_Given entries_:
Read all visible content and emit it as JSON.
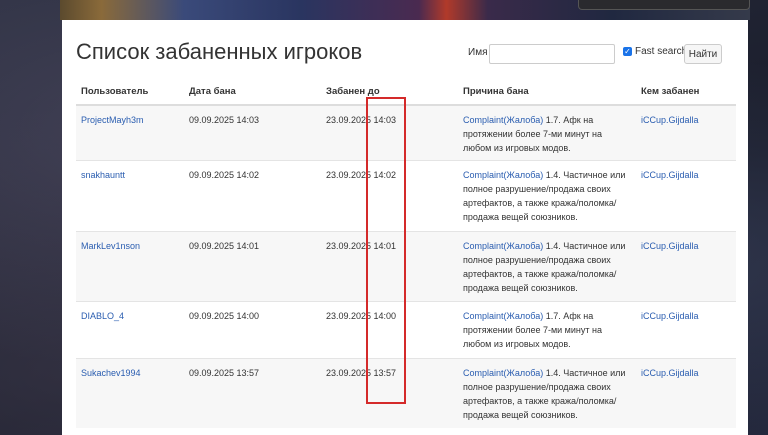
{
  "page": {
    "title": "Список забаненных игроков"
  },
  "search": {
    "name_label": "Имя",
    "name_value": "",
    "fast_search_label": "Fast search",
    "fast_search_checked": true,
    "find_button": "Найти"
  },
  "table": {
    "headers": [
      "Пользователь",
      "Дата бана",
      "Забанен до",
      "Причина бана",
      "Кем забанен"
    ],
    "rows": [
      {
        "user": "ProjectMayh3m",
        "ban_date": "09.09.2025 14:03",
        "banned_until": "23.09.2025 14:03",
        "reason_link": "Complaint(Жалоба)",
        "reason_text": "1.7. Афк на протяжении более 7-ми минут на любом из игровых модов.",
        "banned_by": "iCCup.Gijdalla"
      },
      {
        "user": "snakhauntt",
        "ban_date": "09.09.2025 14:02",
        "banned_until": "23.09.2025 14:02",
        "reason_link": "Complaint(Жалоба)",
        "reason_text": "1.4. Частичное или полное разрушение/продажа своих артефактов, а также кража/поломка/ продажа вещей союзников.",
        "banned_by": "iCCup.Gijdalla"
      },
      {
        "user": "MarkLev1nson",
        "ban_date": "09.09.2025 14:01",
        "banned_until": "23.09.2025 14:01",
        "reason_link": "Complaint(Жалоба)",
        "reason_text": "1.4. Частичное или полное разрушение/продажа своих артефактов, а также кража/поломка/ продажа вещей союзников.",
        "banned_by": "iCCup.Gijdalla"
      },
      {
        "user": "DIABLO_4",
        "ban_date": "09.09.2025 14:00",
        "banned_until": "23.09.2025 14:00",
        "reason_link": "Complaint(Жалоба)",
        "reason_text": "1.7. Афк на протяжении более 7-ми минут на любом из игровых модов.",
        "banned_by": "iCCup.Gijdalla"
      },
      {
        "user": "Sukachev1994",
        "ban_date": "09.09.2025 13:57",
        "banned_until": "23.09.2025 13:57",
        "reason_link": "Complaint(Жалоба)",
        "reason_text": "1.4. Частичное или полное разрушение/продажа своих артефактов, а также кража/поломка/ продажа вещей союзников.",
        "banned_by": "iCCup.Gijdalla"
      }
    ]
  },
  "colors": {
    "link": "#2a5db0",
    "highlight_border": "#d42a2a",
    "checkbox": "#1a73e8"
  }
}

...

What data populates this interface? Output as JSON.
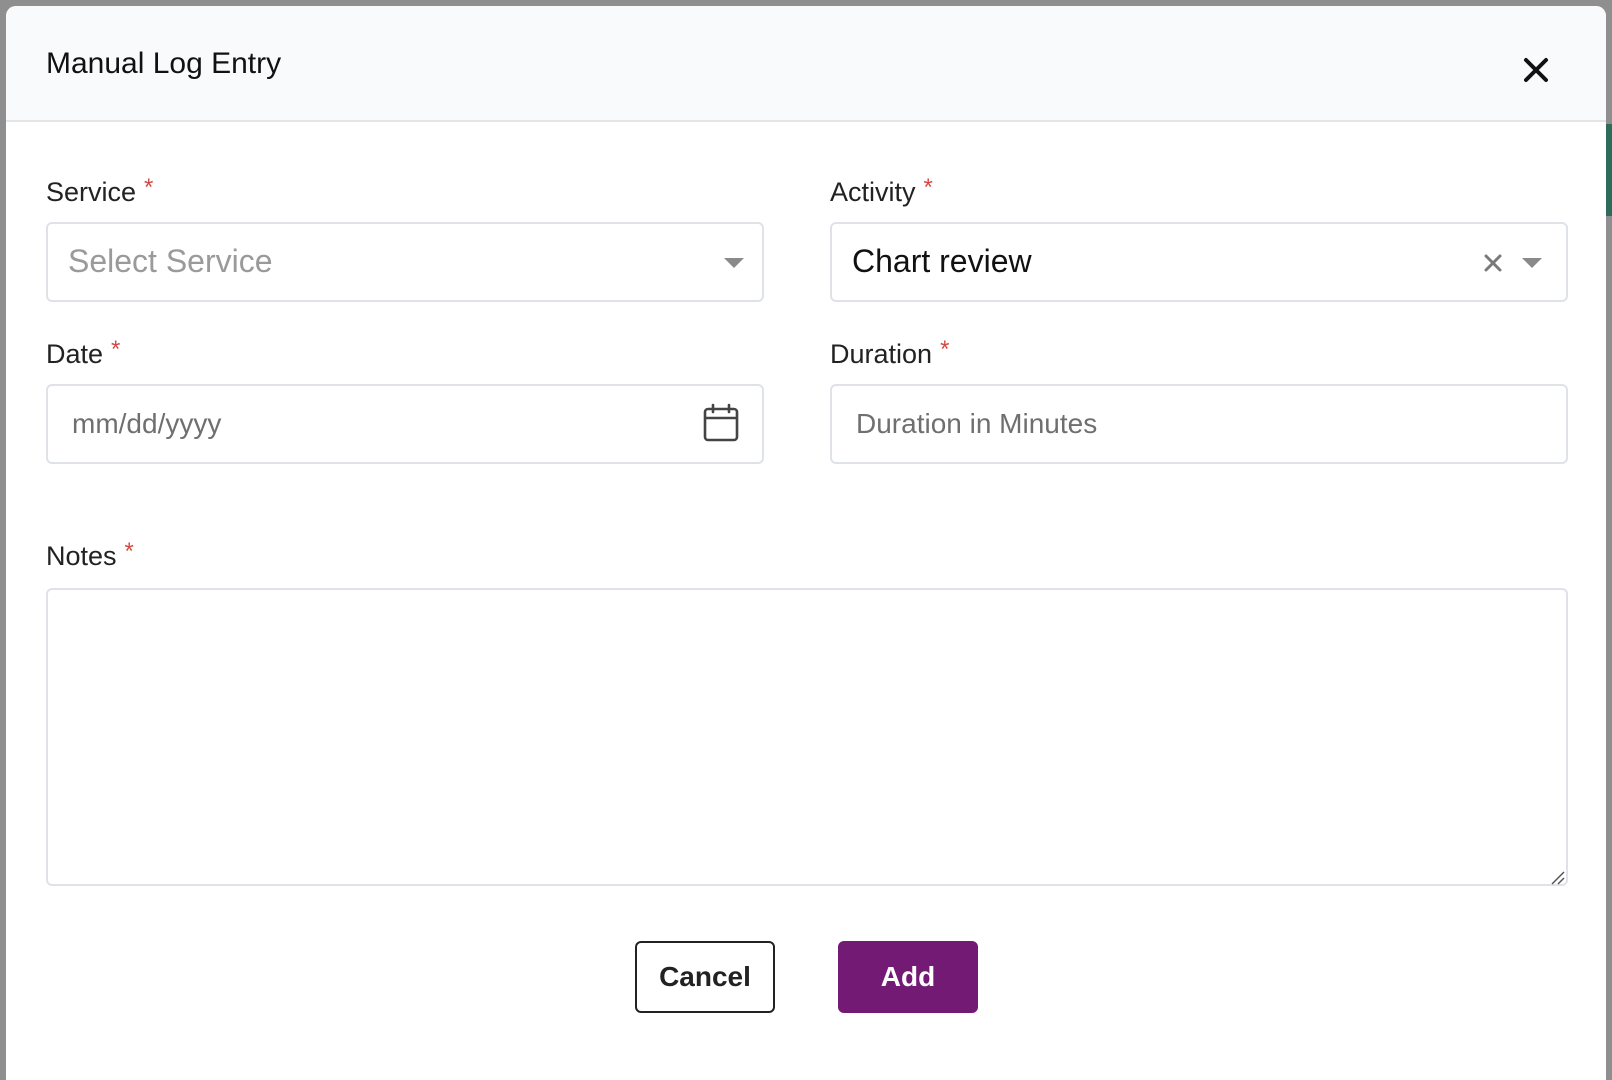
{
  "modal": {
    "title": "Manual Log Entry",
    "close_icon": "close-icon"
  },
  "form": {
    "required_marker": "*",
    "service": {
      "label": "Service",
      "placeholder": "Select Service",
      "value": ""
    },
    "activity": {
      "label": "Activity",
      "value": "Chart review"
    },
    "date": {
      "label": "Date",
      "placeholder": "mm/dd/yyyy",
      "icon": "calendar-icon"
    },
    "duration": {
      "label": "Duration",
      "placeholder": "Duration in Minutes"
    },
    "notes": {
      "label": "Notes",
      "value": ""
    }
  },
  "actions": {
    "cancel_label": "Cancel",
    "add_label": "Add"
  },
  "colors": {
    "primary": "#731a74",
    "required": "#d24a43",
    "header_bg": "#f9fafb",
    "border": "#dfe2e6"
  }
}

_Task statement_:
Lines that hold the word "user" are the ones to return, every one of them.

_Solution_:
        "user": "ProjectMayh3m",
        "user": "snakhauntt",
        "user": "MarkLev1nson",
        "user": "DIABLO_4",
        "user": "Sukachev1994",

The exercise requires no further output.